**What is asked**
Below are the records; collect from them each line containing the string "Biayi".

**Material for this task**
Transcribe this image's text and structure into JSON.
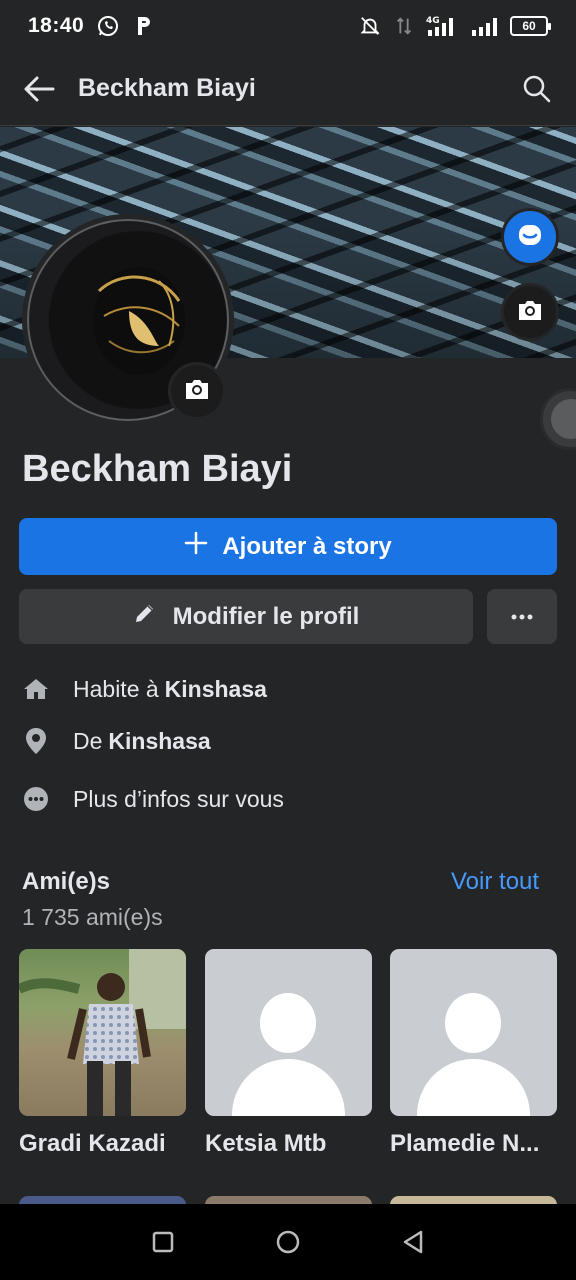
{
  "status_bar": {
    "time": "18:40",
    "network": "4G",
    "battery": "60"
  },
  "app_bar": {
    "title": "Beckham Biayi"
  },
  "profile": {
    "name": "Beckham Biayi"
  },
  "actions": {
    "add_story": "Ajouter à story",
    "edit_profile": "Modifier le profil"
  },
  "details": {
    "lives_prefix": "Habite à",
    "lives_city": "Kinshasa",
    "from_prefix": "De",
    "from_city": "Kinshasa",
    "more_info": "Plus d’infos sur vous"
  },
  "friends": {
    "title": "Ami(e)s",
    "count": "1 735 ami(e)s",
    "see_all": "Voir tout",
    "items": [
      {
        "name": "Gradi Kazadi"
      },
      {
        "name": "Ketsia Mtb"
      },
      {
        "name": "Plamedie N..."
      }
    ]
  },
  "colors": {
    "accent": "#1b74e4",
    "link": "#4599ff",
    "background": "#242526",
    "button_gray": "#3a3b3c"
  }
}
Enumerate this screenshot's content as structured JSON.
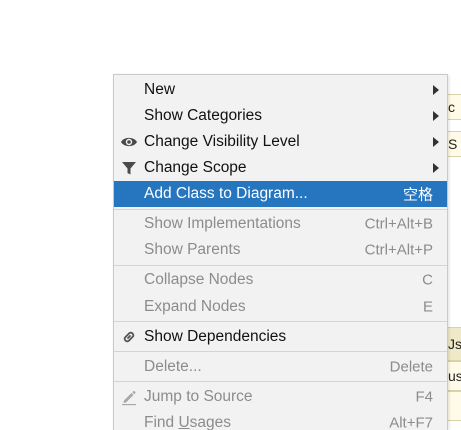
{
  "background_fragments": [
    "c",
    "S",
    "Js",
    "us"
  ],
  "menu": {
    "items": [
      {
        "label": "New",
        "shortcut": "",
        "submenu": true,
        "enabled": true
      },
      {
        "label": "Show Categories",
        "shortcut": "",
        "submenu": true,
        "enabled": true
      },
      {
        "label": "Change Visibility Level",
        "shortcut": "",
        "submenu": true,
        "enabled": true,
        "icon": "eye-icon"
      },
      {
        "label": "Change Scope",
        "shortcut": "",
        "submenu": true,
        "enabled": true,
        "icon": "filter-icon"
      },
      {
        "label": "Add Class to Diagram...",
        "shortcut": "空格",
        "submenu": false,
        "enabled": true,
        "selected": true
      },
      {
        "label": "Show Implementations",
        "shortcut": "Ctrl+Alt+B",
        "enabled": false
      },
      {
        "label": "Show Parents",
        "shortcut": "Ctrl+Alt+P",
        "enabled": false
      },
      {
        "label": "Collapse Nodes",
        "shortcut": "C",
        "enabled": false
      },
      {
        "label": "Expand Nodes",
        "shortcut": "E",
        "enabled": false
      },
      {
        "label": "Show Dependencies",
        "shortcut": "",
        "enabled": true,
        "icon": "link-icon"
      },
      {
        "label": "Delete...",
        "shortcut": "Delete",
        "enabled": false
      },
      {
        "label": "Jump to Source",
        "shortcut": "F4",
        "enabled": false,
        "icon": "pencil-icon"
      },
      {
        "label_pre": "Find ",
        "label_u": "U",
        "label_post": "sages",
        "shortcut": "Alt+F7",
        "enabled": false
      }
    ]
  },
  "colors": {
    "menu_background": "#f2f2f2",
    "selection": "#2675bf",
    "disabled_text": "#8c8c8c",
    "separator": "#d4d4d4"
  }
}
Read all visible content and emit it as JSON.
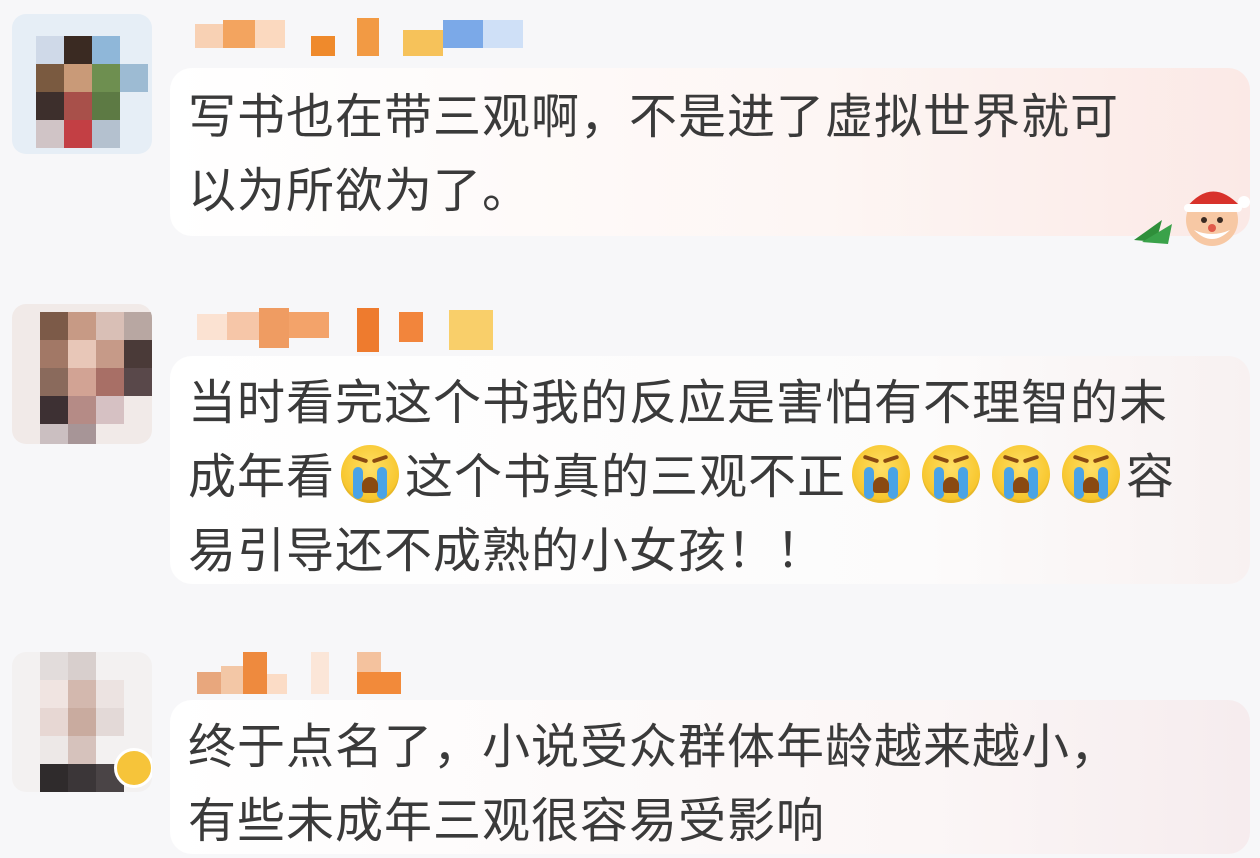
{
  "comments": [
    {
      "text": "写书也在带三观啊，不是进了虚拟世界就可以为所欲为了。",
      "line1": "写书也在带三观啊，不是进了虚拟世界就可",
      "line2": "以为所欲为了。",
      "avatar_icon": "avatar-pixelated",
      "username_icon": "username-pixelated"
    },
    {
      "text_lines": [
        "当时看完这个书我的反应是害怕有不理智的未",
        "成年看",
        "这个书真的三观不正",
        "容",
        "易引导还不成熟的小女孩！！"
      ],
      "emoji_icon": "crying-face-emoji",
      "avatar_icon": "avatar-pixelated",
      "username_icon": "username-pixelated"
    },
    {
      "line1": "终于点名了，小说受众群体年龄越来越小，",
      "line2": "有些未成年三观很容易受影响",
      "avatar_icon": "avatar-pixelated",
      "username_icon": "username-pixelated",
      "badge_icon": "verified-badge-icon"
    }
  ],
  "colors": {
    "bubble_start": "#ffffff",
    "bubble_end": "#fbe9e6",
    "emoji_yellow": "#f7c52b",
    "tear_blue": "#4aa3e6",
    "text": "#3a3a3a"
  }
}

**Response**
    "title": "Beckham Biayi"
    "name": "Beckham Biayi"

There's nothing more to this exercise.